- [Material provided]

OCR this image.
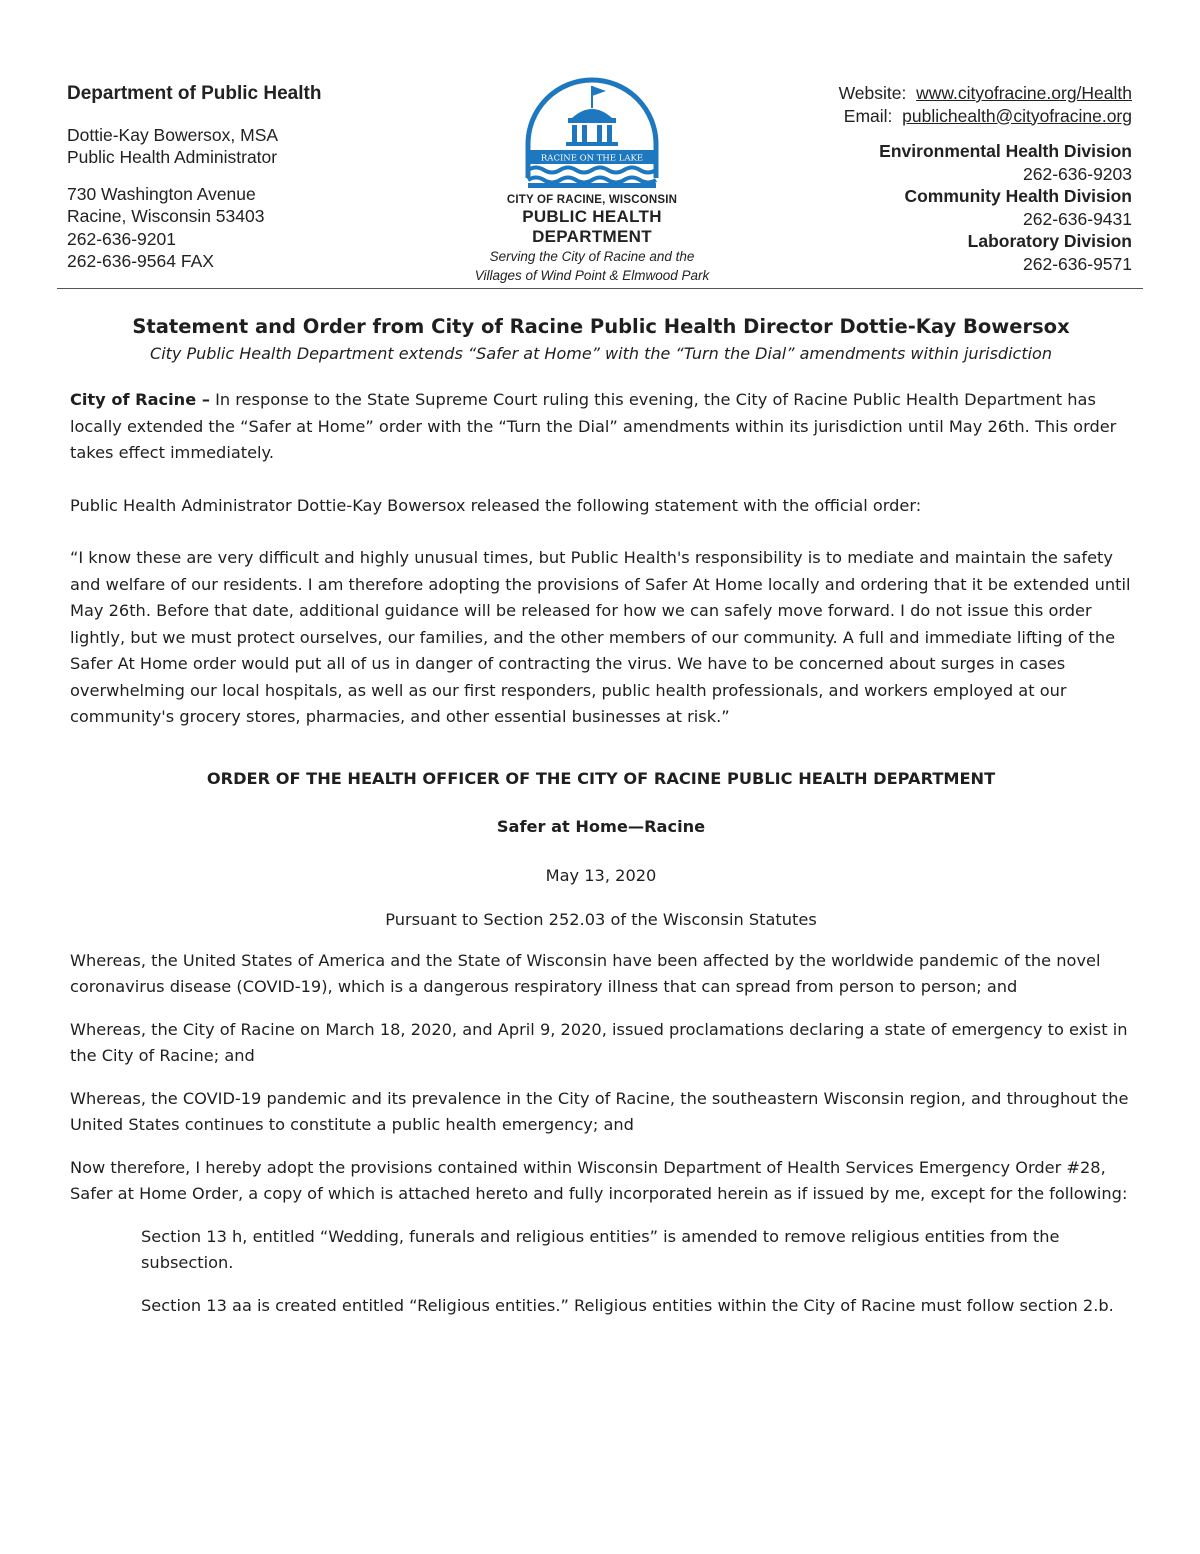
Department of Public Health
Dottie-Kay Bowersox, MSA
Public Health Administrator
730 Washington Avenue
Racine, Wisconsin 53403
262-636-9201
262-636-9564 FAX
RACINE ON THE LAKE
CITY OF RACINE, WISCONSIN
PUBLIC HEALTH DEPARTMENT
Serving the City of Racine and the
Villages of Wind Point & Elmwood Park
Website: www.cityofracine.org/Health
Email: publichealth@cityofracine.org
Environmental Health Division
262-636-9203
Community Health Division
262-636-9431
Laboratory Division
262-636-9571
Statement and Order from City of Racine Public Health Director Dottie-Kay Bowersox
City Public Health Department extends “Safer at Home” with the “Turn the Dial” amendments within jurisdiction

City of Racine – In response to the State Supreme Court ruling this evening, the City of Racine Public Health Department has locally extended the “Safer at Home” order with the “Turn the Dial” amendments within its jurisdiction until May 26th. This order takes effect immediately.

Public Health Administrator Dottie-Kay Bowersox released the following statement with the official order:

“I know these are very difficult and highly unusual times, but Public Health's responsibility is to mediate and maintain the safety and welfare of our residents. I am therefore adopting the provisions of Safer At Home locally and ordering that it be extended until May 26th. Before that date, additional guidance will be released for how we can safely move forward. I do not issue this order lightly, but we must protect ourselves, our families, and the other members of our community. A full and immediate lifting of the Safer At Home order would put all of us in danger of contracting the virus. We have to be concerned about surges in cases overwhelming our local hospitals, as well as our first responders, public health professionals, and workers employed at our community's grocery stores, pharmacies, and other essential businesses at risk.”

ORDER OF THE HEALTH OFFICER OF THE CITY OF RACINE PUBLIC HEALTH DEPARTMENT
Safer at Home—Racine
May 13, 2020
Pursuant to Section 252.03 of the Wisconsin Statutes

Whereas, the United States of America and the State of Wisconsin have been affected by the worldwide pandemic of the novel coronavirus disease (COVID-19), which is a dangerous respiratory illness that can spread from person to person; and

Whereas, the City of Racine on March 18, 2020, and April 9, 2020, issued proclamations declaring a state of emergency to exist in the City of Racine; and

Whereas, the COVID-19 pandemic and its prevalence in the City of Racine, the southeastern Wisconsin region, and throughout the United States continues to constitute a public health emergency; and

Now therefore, I hereby adopt the provisions contained within Wisconsin Department of Health Services Emergency Order #28, Safer at Home Order, a copy of which is attached hereto and fully incorporated herein as if issued by me, except for the following:

Section 13 h, entitled “Wedding, funerals and religious entities” is amended to remove religious entities from the subsection.

Section 13 aa is created entitled “Religious entities.” Religious entities within the City of Racine must follow section 2.b.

- [To do] Starting at the first entry above and ending at the last, write everything out exactly except the pictures.

- [Response area]
OCR this image.
Department of Public Health
Dottie-Kay Bowersox, MSA
Public Health Administrator
730 Washington Avenue
Racine, Wisconsin 53403
262-636-9201
262-636-9564 FAX
RACINE ON THE LAKE
CITY OF RACINE, WISCONSIN
PUBLIC HEALTH DEPARTMENT
Serving the City of Racine and the
Villages of Wind Point & Elmwood Park
Website: www.cityofracine.org/Health
Email: publichealth@cityofracine.org
Environmental Health Division
262-636-9203
Community Health Division
262-636-9431
Laboratory Division
262-636-9571
Statement and Order from City of Racine Public Health Director Dottie-Kay Bowersox
City Public Health Department extends “Safer at Home” with the “Turn the Dial” amendments within jurisdiction

City of Racine – In response to the State Supreme Court ruling this evening, the City of Racine Public Health Department has locally extended the “Safer at Home” order with the “Turn the Dial” amendments within its jurisdiction until May 26th. This order takes effect immediately.

Public Health Administrator Dottie-Kay Bowersox released the following statement with the official order:

“I know these are very difficult and highly unusual times, but Public Health's responsibility is to mediate and maintain the safety and welfare of our residents. I am therefore adopting the provisions of Safer At Home locally and ordering that it be extended until May 26th. Before that date, additional guidance will be released for how we can safely move forward. I do not issue this order lightly, but we must protect ourselves, our families, and the other members of our community. A full and immediate lifting of the Safer At Home order would put all of us in danger of contracting the virus. We have to be concerned about surges in cases overwhelming our local hospitals, as well as our first responders, public health professionals, and workers employed at our community's grocery stores, pharmacies, and other essential businesses at risk.”

ORDER OF THE HEALTH OFFICER OF THE CITY OF RACINE PUBLIC HEALTH DEPARTMENT
Safer at Home—Racine
May 13, 2020
Pursuant to Section 252.03 of the Wisconsin Statutes

Whereas, the United States of America and the State of Wisconsin have been affected by the worldwide pandemic of the novel coronavirus disease (COVID-19), which is a dangerous respiratory illness that can spread from person to person; and

Whereas, the City of Racine on March 18, 2020, and April 9, 2020, issued proclamations declaring a state of emergency to exist in the City of Racine; and

Whereas, the COVID-19 pandemic and its prevalence in the City of Racine, the southeastern Wisconsin region, and throughout the United States continues to constitute a public health emergency; and

Now therefore, I hereby adopt the provisions contained within Wisconsin Department of Health Services Emergency Order #28, Safer at Home Order, a copy of which is attached hereto and fully incorporated herein as if issued by me, except for the following:

Section 13 h, entitled “Wedding, funerals and religious entities” is amended to remove religious entities from the subsection.

Section 13 aa is created entitled “Religious entities.” Religious entities within the City of Racine must follow section 2.b.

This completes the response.